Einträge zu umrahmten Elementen
§ §
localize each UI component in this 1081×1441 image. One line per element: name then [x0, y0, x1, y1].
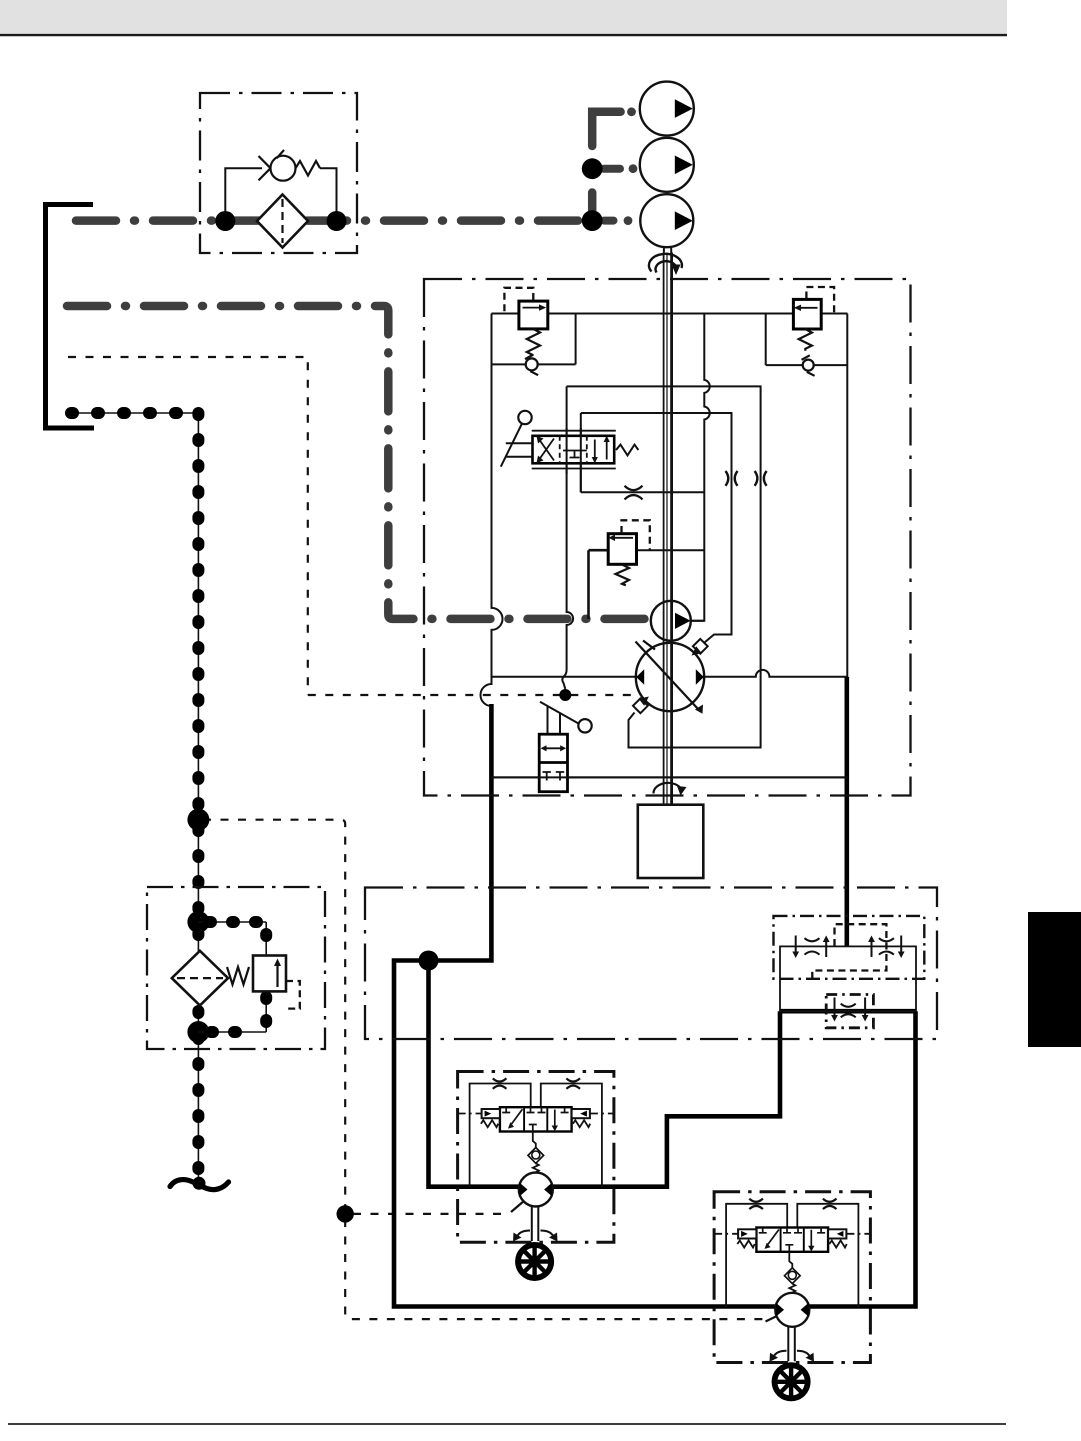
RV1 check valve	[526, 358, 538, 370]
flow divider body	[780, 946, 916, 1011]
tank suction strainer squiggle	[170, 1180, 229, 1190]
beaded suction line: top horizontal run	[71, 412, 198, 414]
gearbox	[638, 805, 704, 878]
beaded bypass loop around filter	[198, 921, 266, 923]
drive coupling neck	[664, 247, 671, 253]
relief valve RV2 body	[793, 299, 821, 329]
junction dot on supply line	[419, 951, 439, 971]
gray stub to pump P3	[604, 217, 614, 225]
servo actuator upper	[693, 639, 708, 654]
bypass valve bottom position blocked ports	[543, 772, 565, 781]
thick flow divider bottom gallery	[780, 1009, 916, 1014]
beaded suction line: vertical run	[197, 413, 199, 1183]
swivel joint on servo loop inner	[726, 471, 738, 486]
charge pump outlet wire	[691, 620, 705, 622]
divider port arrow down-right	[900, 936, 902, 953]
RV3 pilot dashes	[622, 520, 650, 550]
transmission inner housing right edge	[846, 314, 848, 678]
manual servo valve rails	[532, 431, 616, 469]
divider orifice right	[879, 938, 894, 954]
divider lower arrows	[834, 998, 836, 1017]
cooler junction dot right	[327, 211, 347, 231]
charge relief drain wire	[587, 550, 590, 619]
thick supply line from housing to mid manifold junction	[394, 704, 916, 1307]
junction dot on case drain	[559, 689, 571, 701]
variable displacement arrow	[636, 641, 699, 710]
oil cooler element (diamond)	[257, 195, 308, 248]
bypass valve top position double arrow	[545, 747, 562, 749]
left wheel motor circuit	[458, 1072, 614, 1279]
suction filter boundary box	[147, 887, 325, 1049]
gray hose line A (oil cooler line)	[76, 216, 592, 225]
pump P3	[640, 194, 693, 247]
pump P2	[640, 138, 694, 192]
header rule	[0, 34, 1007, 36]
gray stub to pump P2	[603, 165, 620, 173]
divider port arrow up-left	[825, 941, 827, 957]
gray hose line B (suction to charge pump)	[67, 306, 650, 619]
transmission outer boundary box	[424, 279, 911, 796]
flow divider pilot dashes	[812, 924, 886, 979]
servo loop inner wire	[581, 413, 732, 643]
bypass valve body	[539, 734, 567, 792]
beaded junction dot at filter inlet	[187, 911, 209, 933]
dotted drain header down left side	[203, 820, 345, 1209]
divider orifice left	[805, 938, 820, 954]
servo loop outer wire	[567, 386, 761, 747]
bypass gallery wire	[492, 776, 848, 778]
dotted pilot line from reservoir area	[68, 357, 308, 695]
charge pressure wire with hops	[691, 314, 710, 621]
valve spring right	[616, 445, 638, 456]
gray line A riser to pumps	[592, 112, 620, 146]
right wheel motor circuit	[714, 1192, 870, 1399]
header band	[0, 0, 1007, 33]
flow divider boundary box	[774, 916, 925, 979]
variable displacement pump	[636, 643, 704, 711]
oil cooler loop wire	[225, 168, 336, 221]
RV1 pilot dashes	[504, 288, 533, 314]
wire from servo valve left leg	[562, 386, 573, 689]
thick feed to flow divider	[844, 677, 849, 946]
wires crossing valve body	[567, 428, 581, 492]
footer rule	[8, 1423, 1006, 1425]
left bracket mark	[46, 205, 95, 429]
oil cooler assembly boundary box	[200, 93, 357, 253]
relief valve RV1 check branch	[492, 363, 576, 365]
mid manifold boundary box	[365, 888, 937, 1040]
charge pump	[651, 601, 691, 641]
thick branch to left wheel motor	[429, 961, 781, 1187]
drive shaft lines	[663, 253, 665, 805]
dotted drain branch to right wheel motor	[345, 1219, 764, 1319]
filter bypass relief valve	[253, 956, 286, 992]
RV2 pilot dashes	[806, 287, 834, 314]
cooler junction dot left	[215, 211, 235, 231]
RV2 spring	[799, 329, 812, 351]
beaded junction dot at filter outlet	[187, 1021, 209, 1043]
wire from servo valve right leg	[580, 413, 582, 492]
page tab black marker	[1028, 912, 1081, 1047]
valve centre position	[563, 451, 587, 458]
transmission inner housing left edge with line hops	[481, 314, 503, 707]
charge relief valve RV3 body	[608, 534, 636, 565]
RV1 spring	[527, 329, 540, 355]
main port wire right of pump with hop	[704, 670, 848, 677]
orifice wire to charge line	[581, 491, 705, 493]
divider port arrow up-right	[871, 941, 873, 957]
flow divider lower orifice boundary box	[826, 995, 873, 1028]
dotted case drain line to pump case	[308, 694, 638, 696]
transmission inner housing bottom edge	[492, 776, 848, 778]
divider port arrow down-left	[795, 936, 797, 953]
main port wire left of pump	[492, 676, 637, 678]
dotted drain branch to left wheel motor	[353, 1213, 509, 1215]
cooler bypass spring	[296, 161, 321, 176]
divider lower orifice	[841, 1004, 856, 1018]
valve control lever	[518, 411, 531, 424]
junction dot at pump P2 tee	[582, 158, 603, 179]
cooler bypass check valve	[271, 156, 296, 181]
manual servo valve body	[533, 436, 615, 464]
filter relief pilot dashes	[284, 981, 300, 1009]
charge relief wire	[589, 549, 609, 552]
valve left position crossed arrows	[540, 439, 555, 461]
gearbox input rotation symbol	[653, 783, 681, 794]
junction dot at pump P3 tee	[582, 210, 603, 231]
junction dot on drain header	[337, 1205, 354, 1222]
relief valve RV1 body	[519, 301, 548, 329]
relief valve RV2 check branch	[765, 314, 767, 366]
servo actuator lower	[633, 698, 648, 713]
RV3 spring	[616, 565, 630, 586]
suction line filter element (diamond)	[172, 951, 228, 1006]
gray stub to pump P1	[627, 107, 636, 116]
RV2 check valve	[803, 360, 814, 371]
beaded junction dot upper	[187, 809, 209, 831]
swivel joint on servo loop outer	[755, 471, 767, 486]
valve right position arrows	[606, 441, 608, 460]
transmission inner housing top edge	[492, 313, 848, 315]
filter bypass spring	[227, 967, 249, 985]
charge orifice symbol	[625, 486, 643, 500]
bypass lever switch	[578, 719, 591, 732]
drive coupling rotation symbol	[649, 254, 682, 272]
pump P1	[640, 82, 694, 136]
§ §
Gib alle Zeilen der Einträge oben Wort für Wort wieder. Lass dabei die Bilder weg.

◆ **Lösung dazu**:
localize each UI component in this 1081×1441 image. One line per element: name then [x0, y0, x1, y1].
RV1 check valve	[526, 358, 538, 370]
flow divider body	[780, 946, 916, 1011]
tank suction strainer squiggle	[170, 1180, 229, 1190]
beaded suction line: top horizontal run	[71, 412, 198, 414]
gearbox	[638, 805, 704, 878]
beaded bypass loop around filter	[198, 921, 266, 923]
drive coupling neck	[664, 247, 671, 253]
relief valve RV2 body	[793, 299, 821, 329]
junction dot on supply line	[419, 951, 439, 971]
gray stub to pump P3	[604, 217, 614, 225]
servo actuator upper	[693, 639, 708, 654]
bypass valve bottom position blocked ports	[543, 772, 565, 781]
thick flow divider bottom gallery	[780, 1009, 916, 1014]
beaded suction line: vertical run	[197, 413, 199, 1183]
swivel joint on servo loop inner	[726, 471, 738, 486]
charge pump outlet wire	[691, 620, 705, 622]
divider port arrow down-right	[900, 936, 902, 953]
RV3 pilot dashes	[622, 520, 650, 550]
transmission inner housing right edge	[846, 314, 848, 678]
manual servo valve rails	[532, 431, 616, 469]
divider orifice right	[879, 938, 894, 954]
divider lower arrows	[834, 998, 836, 1017]
cooler junction dot right	[327, 211, 347, 231]
charge relief drain wire	[587, 550, 590, 619]
thick supply line from housing to mid manifold junction	[394, 704, 916, 1307]
junction dot on case drain	[559, 689, 571, 701]
variable displacement arrow	[636, 641, 699, 710]
oil cooler element (diamond)	[257, 195, 308, 248]
bypass valve top position double arrow	[545, 747, 562, 749]
left wheel motor circuit	[458, 1072, 614, 1279]
suction filter boundary box	[147, 887, 325, 1049]
gray hose line A (oil cooler line)	[76, 216, 592, 225]
pump P3	[640, 194, 693, 247]
pump P2	[640, 138, 694, 192]
header rule	[0, 34, 1007, 36]
gray stub to pump P2	[603, 165, 620, 173]
divider port arrow up-left	[825, 941, 827, 957]
gray hose line B (suction to charge pump)	[67, 306, 650, 619]
transmission outer boundary box	[424, 279, 911, 796]
flow divider pilot dashes	[812, 924, 886, 979]
servo loop inner wire	[581, 413, 732, 643]
bypass valve body	[539, 734, 567, 792]
beaded junction dot at filter inlet	[187, 911, 209, 933]
dotted drain header down left side	[203, 820, 345, 1209]
divider orifice left	[805, 938, 820, 954]
servo loop outer wire	[567, 386, 761, 747]
bypass gallery wire	[492, 776, 848, 778]
dotted pilot line from reservoir area	[68, 357, 308, 695]
charge pressure wire with hops	[691, 314, 710, 621]
valve spring right	[616, 445, 638, 456]
gray line A riser to pumps	[592, 112, 620, 146]
right wheel motor circuit	[714, 1192, 870, 1399]
header band	[0, 0, 1007, 33]
flow divider boundary box	[774, 916, 925, 979]
variable displacement pump	[636, 643, 704, 711]
oil cooler loop wire	[225, 168, 336, 221]
RV1 pilot dashes	[504, 288, 533, 314]
wire from servo valve left leg	[562, 386, 573, 689]
thick feed to flow divider	[844, 677, 849, 946]
wires crossing valve body	[567, 428, 581, 492]
footer rule	[8, 1423, 1006, 1425]
left bracket mark	[46, 205, 95, 429]
oil cooler assembly boundary box	[200, 93, 357, 253]
relief valve RV1 check branch	[492, 363, 576, 365]
mid manifold boundary box	[365, 888, 937, 1040]
charge pump	[651, 601, 691, 641]
thick branch to left wheel motor	[429, 961, 781, 1187]
drive shaft lines	[663, 253, 665, 805]
dotted drain branch to right wheel motor	[345, 1219, 764, 1319]
filter bypass relief valve	[253, 956, 286, 992]
RV2 pilot dashes	[806, 287, 834, 314]
cooler junction dot left	[215, 211, 235, 231]
RV2 spring	[799, 329, 812, 351]
beaded junction dot at filter outlet	[187, 1021, 209, 1043]
wire from servo valve right leg	[580, 413, 582, 492]
page tab black marker	[1028, 912, 1081, 1047]
valve centre position	[563, 451, 587, 458]
transmission inner housing left edge with line hops	[481, 314, 503, 707]
charge relief valve RV3 body	[608, 534, 636, 565]
RV1 spring	[527, 329, 540, 355]
main port wire right of pump with hop	[704, 670, 848, 677]
orifice wire to charge line	[581, 491, 705, 493]
divider port arrow up-right	[871, 941, 873, 957]
flow divider lower orifice boundary box	[826, 995, 873, 1028]
dotted case drain line to pump case	[308, 694, 638, 696]
transmission inner housing bottom edge	[492, 776, 848, 778]
divider port arrow down-left	[795, 936, 797, 953]
main port wire left of pump	[492, 676, 637, 678]
dotted drain branch to left wheel motor	[353, 1213, 509, 1215]
cooler bypass spring	[296, 161, 321, 176]
divider lower orifice	[841, 1004, 856, 1018]
valve control lever	[518, 411, 531, 424]
junction dot at pump P2 tee	[582, 158, 603, 179]
cooler bypass check valve	[271, 156, 296, 181]
manual servo valve body	[533, 436, 615, 464]
filter relief pilot dashes	[284, 981, 300, 1009]
charge relief wire	[589, 549, 609, 552]
valve left position crossed arrows	[540, 439, 555, 461]
gearbox input rotation symbol	[653, 783, 681, 794]
junction dot at pump P3 tee	[582, 210, 603, 231]
junction dot on drain header	[337, 1205, 354, 1222]
relief valve RV1 body	[519, 301, 548, 329]
relief valve RV2 check branch	[765, 314, 767, 366]
servo actuator lower	[633, 698, 648, 713]
RV3 spring	[616, 565, 630, 586]
suction line filter element (diamond)	[172, 951, 228, 1006]
gray stub to pump P1	[627, 107, 636, 116]
RV2 check valve	[803, 360, 814, 371]
beaded junction dot upper	[187, 809, 209, 831]
swivel joint on servo loop outer	[755, 471, 767, 486]
valve right position arrows	[606, 441, 608, 460]
transmission inner housing top edge	[492, 313, 848, 315]
filter bypass spring	[227, 967, 249, 985]
charge orifice symbol	[625, 486, 643, 500]
bypass lever switch	[578, 719, 591, 732]
drive coupling rotation symbol	[649, 254, 682, 272]
pump P1	[640, 82, 694, 136]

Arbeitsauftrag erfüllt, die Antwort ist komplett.